BEGIN EXERCISE INPUTS

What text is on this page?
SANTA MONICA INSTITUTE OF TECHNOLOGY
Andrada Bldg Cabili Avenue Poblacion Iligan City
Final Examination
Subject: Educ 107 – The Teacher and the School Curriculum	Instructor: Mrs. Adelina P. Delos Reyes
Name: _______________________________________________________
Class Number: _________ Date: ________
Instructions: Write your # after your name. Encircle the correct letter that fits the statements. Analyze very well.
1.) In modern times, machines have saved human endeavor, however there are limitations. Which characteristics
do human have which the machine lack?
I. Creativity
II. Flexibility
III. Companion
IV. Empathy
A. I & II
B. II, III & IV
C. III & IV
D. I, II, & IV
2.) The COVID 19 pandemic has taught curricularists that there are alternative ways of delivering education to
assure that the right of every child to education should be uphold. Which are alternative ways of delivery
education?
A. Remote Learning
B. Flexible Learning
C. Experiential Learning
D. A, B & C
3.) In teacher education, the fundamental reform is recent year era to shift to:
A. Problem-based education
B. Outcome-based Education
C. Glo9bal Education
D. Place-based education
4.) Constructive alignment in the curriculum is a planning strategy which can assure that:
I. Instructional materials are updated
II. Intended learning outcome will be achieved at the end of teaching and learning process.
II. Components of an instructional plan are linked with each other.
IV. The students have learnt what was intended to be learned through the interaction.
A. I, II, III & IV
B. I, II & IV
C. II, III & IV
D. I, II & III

END EXERCISE INPUTS

AIM OF THE TASK
Gather all lines of the records that include the word "human".

ANSWER TO THE EXERCISE
1.) In modern times, machines have saved human endeavor, however there are limitations. Which characteristics
do human have which the machine lack?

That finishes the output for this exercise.